# WHAT YOU ARE ASKED TO DO
Copy out all lines that hold "time".

# RECORDS SUPPLIED
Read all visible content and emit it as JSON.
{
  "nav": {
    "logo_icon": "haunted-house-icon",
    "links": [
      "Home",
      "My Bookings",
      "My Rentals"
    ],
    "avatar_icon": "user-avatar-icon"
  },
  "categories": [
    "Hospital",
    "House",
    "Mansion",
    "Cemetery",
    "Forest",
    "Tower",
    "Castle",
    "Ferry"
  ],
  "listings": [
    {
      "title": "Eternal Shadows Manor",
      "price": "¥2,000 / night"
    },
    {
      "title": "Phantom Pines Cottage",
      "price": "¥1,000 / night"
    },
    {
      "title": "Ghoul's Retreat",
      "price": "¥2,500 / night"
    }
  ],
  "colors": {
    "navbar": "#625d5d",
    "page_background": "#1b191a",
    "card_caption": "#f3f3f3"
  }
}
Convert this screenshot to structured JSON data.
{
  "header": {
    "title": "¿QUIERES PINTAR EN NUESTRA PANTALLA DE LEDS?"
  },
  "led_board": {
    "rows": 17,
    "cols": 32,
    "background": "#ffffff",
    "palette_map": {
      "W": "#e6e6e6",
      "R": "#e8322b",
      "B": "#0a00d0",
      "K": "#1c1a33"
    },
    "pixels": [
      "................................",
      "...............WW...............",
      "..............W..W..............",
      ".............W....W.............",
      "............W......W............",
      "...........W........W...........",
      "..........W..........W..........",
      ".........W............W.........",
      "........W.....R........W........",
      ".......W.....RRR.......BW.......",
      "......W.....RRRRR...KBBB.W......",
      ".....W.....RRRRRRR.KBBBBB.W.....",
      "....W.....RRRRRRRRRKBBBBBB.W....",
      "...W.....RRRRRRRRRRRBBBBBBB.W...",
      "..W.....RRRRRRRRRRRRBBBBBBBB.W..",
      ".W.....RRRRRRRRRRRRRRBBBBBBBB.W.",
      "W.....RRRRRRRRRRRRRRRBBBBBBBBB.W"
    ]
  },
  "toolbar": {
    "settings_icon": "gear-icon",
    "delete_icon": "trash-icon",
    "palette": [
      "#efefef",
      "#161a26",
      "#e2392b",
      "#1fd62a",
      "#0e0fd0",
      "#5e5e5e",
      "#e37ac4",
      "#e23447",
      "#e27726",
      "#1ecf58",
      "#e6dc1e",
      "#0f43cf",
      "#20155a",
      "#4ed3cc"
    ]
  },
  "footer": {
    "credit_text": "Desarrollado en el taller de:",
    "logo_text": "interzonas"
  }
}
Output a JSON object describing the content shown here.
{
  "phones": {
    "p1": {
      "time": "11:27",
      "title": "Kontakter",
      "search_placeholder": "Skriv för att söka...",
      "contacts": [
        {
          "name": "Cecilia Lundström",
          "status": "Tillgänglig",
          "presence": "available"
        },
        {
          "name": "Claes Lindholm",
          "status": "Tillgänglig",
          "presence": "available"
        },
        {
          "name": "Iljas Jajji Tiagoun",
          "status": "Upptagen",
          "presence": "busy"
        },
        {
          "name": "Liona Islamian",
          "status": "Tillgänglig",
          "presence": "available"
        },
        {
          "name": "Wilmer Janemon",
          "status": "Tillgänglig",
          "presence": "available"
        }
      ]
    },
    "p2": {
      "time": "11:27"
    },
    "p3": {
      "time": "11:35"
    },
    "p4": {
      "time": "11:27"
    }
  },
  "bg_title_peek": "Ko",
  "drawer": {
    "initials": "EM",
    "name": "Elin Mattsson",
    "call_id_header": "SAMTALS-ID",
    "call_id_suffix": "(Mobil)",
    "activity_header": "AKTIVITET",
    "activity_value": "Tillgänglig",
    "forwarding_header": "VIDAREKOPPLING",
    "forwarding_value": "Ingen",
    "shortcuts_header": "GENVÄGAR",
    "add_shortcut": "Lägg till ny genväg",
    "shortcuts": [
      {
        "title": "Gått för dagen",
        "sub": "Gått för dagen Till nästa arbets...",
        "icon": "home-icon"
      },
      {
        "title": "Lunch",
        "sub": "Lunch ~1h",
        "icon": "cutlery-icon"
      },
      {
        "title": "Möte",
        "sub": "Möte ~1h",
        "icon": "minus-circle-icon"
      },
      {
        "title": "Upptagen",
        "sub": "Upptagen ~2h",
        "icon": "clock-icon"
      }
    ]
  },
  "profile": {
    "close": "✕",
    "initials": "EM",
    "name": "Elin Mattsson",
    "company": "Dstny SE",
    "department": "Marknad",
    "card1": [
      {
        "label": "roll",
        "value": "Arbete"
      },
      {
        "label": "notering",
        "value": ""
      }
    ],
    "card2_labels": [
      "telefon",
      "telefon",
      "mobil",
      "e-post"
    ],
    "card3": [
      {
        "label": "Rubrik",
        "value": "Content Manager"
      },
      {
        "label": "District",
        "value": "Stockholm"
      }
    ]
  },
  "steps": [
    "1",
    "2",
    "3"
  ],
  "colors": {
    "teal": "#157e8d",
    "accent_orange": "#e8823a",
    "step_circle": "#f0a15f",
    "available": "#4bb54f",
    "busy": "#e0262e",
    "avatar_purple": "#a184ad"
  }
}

# ANSWER BELOW
      "time": "11:27",
      "time": "11:27"
      "time": "11:35"
      "time": "11:27"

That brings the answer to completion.